--- Start of DATA EXTRACT ---

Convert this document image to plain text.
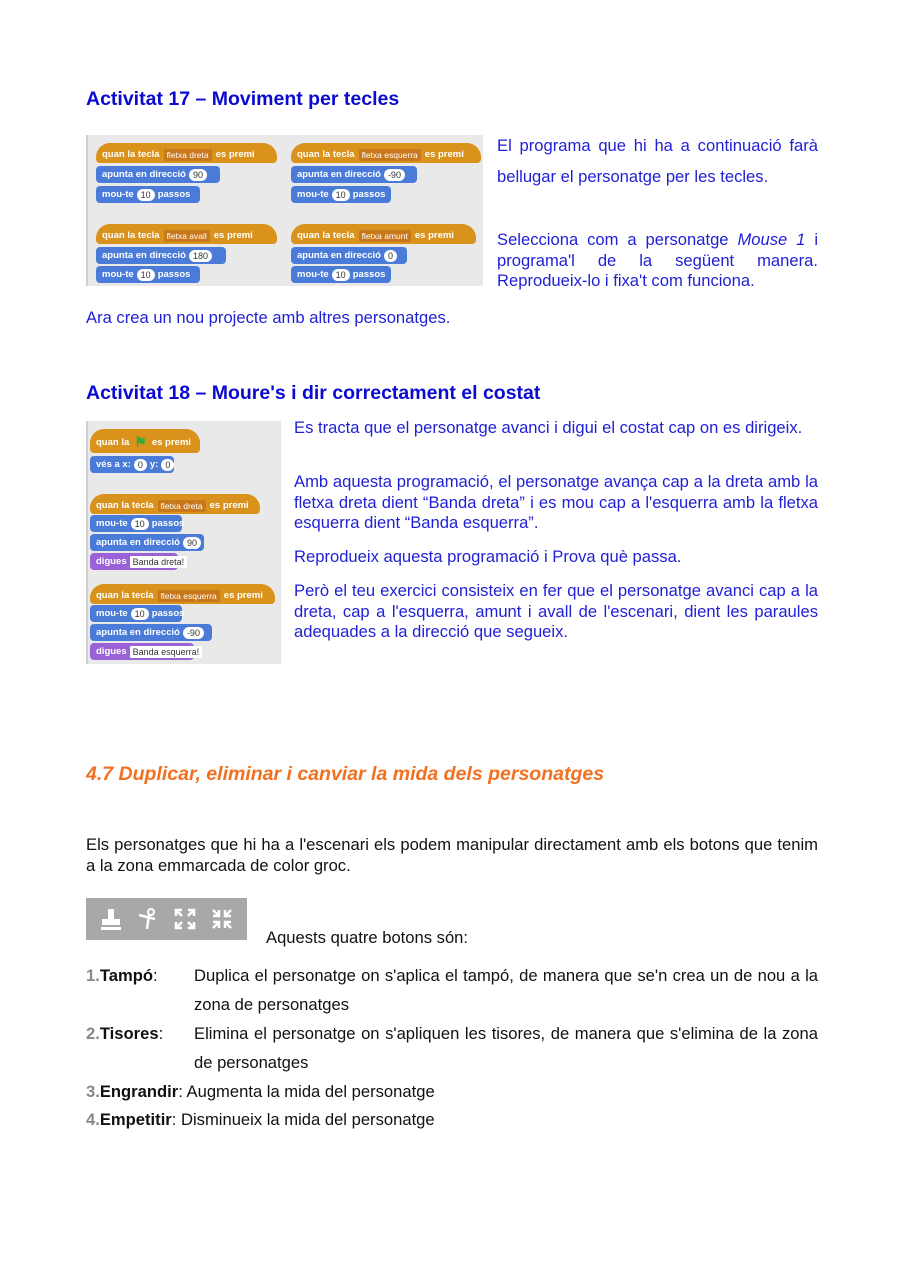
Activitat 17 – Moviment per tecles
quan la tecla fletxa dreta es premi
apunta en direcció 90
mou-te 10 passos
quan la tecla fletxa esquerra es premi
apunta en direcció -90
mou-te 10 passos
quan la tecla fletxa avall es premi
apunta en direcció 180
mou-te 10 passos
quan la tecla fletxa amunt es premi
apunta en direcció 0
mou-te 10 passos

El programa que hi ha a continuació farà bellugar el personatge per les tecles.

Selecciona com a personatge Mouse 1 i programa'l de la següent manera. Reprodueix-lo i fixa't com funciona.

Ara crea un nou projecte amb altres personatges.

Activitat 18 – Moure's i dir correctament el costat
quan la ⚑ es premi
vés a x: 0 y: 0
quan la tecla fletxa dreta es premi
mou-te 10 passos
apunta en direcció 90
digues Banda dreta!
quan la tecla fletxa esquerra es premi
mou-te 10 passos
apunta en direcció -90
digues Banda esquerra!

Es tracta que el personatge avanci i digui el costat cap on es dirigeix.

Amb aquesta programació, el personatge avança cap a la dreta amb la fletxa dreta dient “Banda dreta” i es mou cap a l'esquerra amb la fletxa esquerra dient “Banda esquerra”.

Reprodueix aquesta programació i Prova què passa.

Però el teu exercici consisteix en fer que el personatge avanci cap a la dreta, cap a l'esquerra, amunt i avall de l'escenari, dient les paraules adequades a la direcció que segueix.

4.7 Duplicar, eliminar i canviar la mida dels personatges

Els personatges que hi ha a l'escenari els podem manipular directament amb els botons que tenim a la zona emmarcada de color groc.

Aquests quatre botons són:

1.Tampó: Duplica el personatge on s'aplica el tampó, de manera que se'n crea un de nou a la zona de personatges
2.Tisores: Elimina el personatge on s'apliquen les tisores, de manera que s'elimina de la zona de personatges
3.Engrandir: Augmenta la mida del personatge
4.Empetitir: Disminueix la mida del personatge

--- End of DATA EXTRACT ---

- [PROBLEM STATEMENT] Write out every line of the preceding listing that contains "quan".

- [FINAL RESULT]
quan la tecla fletxa dreta es premi
quan la tecla fletxa esquerra es premi
quan la tecla fletxa avall es premi
quan la tecla fletxa amunt es premi
quan la ⚑ es premi
quan la tecla fletxa dreta es premi
quan la tecla fletxa esquerra es premi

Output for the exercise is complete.